Material for the task —
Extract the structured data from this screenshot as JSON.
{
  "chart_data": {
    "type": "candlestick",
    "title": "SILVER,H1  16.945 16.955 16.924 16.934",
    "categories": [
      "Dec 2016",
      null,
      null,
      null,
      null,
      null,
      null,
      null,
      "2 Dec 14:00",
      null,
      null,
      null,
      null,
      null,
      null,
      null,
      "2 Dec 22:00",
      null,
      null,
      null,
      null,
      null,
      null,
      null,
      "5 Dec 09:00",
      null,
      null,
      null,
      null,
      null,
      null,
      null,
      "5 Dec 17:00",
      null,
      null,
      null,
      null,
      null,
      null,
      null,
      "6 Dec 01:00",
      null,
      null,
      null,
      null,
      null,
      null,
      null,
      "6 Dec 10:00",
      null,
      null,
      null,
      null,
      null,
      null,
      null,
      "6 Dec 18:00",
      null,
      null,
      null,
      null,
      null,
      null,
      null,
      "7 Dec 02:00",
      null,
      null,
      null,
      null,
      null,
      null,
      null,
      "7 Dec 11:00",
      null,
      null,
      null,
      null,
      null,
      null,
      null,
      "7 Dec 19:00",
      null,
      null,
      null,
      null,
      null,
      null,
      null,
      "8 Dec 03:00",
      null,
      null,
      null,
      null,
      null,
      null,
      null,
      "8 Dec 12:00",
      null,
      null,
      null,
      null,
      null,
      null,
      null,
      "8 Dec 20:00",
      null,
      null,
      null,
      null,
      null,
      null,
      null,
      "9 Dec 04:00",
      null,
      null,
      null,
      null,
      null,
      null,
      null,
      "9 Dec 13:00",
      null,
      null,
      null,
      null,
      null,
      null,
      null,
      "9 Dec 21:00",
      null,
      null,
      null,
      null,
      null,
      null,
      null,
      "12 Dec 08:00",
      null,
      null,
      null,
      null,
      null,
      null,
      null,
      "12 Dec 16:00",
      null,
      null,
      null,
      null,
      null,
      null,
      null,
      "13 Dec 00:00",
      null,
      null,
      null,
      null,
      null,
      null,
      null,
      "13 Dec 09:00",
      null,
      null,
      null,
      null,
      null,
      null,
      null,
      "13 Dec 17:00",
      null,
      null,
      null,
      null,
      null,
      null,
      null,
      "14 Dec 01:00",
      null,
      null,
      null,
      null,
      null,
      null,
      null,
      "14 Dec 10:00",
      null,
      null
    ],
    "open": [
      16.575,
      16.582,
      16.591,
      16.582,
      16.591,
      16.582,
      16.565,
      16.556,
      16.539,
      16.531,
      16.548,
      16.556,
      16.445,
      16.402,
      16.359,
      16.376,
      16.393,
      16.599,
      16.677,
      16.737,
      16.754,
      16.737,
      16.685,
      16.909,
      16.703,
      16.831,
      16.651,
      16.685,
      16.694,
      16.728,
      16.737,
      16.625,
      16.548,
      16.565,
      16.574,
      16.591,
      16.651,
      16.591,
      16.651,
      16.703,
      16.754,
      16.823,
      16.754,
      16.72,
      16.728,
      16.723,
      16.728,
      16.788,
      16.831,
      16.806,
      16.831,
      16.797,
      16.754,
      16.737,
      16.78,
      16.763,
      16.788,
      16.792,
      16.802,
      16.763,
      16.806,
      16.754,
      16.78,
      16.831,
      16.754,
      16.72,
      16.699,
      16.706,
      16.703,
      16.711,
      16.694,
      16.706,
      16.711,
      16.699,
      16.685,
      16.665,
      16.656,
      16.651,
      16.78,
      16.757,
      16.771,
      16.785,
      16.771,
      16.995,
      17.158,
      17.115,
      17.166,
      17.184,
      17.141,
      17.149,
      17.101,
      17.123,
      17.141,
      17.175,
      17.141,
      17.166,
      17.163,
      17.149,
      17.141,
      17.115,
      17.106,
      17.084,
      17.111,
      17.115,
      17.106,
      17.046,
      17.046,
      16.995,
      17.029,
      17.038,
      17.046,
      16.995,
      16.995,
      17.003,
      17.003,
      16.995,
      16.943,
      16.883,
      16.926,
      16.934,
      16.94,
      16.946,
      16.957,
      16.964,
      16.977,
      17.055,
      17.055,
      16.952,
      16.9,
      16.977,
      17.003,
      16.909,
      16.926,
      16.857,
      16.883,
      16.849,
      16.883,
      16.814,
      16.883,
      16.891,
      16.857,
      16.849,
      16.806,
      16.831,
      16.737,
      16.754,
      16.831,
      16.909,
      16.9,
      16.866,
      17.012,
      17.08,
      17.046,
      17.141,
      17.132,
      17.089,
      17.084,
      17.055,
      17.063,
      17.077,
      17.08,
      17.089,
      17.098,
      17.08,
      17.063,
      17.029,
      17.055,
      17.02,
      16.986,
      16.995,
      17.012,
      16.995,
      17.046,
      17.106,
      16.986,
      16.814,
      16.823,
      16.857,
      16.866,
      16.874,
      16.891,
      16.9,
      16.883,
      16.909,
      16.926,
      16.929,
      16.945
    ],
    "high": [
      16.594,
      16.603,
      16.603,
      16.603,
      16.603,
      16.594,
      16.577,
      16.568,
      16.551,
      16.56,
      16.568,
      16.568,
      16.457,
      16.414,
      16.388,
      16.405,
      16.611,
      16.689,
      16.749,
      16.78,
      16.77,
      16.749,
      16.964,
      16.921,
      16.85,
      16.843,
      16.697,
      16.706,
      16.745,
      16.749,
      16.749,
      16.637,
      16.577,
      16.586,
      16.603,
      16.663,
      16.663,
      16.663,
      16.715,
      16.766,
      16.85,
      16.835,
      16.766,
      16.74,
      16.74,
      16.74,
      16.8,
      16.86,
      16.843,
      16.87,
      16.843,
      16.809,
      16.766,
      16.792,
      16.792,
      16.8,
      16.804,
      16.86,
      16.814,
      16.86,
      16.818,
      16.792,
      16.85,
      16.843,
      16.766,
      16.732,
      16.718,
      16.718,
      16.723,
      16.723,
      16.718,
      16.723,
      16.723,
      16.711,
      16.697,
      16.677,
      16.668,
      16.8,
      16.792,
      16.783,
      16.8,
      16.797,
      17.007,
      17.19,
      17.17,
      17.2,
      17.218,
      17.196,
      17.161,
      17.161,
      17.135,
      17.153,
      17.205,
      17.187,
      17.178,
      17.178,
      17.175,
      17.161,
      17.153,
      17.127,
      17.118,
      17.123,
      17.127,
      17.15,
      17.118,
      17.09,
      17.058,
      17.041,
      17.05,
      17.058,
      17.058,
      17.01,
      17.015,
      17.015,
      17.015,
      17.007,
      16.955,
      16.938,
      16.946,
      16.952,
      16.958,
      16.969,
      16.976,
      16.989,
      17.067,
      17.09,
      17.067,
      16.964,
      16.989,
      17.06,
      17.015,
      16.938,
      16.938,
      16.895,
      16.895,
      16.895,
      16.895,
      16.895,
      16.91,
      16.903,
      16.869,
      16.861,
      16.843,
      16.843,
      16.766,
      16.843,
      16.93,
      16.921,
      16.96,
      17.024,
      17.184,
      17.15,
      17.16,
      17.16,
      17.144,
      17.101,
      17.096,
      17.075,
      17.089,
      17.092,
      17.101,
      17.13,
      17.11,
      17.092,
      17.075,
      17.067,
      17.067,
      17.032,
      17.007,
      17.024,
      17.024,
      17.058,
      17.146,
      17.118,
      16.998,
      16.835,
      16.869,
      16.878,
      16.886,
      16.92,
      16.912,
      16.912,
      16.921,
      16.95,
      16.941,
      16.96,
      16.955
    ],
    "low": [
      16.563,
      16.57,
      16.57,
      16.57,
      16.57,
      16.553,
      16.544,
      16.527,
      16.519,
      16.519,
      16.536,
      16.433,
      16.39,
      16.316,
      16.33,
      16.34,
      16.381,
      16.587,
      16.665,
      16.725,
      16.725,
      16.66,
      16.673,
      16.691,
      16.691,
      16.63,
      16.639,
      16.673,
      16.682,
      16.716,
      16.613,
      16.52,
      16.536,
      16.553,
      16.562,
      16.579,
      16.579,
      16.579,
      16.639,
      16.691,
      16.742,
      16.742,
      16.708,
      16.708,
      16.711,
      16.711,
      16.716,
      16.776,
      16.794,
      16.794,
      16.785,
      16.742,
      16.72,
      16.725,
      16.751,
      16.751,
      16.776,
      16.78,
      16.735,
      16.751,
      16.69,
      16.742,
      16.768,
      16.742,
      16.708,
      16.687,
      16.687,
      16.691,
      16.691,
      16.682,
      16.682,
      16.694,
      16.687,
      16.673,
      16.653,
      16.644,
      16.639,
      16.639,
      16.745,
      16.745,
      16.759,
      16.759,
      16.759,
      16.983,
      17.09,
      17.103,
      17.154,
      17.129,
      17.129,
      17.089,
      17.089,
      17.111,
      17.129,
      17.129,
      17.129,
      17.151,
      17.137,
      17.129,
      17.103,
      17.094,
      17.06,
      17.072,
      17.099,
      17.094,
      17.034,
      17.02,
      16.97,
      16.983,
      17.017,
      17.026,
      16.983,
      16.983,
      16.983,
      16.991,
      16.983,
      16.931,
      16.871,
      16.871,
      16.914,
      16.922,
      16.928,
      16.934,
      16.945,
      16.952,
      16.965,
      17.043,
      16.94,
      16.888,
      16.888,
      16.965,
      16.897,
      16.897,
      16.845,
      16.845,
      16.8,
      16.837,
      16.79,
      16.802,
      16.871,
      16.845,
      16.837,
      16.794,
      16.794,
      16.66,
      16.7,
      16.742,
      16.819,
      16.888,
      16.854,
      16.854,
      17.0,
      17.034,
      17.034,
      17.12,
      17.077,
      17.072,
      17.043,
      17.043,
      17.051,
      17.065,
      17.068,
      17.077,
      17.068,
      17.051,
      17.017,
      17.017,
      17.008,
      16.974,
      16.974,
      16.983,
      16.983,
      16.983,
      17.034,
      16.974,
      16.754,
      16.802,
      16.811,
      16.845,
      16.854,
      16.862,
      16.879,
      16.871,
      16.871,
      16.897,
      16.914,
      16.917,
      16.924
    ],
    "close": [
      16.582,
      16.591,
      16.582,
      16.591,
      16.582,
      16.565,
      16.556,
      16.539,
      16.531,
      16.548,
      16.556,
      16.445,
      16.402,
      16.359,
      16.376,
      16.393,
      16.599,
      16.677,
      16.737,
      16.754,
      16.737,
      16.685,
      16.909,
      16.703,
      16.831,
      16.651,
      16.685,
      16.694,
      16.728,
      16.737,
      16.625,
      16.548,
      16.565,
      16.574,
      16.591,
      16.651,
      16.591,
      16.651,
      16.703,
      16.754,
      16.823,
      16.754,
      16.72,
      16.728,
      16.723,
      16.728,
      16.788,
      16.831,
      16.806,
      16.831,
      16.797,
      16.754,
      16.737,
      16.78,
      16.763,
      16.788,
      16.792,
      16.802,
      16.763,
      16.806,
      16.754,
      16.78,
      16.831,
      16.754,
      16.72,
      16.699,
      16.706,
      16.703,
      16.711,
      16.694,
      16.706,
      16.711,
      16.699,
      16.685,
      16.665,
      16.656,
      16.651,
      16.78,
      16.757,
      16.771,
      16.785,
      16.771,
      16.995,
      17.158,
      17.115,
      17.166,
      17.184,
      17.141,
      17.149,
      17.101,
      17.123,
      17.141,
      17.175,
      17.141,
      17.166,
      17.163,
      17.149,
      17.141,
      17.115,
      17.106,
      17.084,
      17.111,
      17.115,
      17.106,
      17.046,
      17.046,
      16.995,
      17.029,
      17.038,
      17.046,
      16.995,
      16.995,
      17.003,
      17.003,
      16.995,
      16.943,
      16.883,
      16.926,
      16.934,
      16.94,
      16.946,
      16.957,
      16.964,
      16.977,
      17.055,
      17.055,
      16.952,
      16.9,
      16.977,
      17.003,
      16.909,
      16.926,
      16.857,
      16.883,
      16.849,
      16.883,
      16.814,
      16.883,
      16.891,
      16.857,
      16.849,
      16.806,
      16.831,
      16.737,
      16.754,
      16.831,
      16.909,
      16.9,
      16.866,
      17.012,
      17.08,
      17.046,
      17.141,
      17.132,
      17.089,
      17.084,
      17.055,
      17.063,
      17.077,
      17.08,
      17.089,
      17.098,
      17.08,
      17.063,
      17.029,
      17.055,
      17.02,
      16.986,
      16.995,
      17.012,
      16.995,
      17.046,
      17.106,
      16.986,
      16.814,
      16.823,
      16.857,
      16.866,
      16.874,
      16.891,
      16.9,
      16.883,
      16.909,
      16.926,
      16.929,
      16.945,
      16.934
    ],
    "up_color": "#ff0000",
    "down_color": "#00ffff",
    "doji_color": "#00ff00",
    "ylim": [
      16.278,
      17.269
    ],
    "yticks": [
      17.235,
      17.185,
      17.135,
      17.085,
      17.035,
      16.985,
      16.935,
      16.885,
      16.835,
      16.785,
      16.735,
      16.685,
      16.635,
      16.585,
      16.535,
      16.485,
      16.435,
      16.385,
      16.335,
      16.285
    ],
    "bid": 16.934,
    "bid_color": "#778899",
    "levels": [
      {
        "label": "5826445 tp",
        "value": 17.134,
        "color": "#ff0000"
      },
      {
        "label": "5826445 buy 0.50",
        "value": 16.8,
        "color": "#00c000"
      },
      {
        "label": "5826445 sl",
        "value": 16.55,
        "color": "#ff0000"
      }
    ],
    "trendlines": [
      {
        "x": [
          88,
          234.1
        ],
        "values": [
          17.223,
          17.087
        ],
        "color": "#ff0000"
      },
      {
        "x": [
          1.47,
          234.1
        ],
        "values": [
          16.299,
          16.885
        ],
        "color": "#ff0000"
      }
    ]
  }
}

To do — Reproduce every line of the listing above in which the string "label" appears.

Output —
        "label": "5826445 tp",
        "label": "5826445 buy 0.50",
        "label": "5826445 sl",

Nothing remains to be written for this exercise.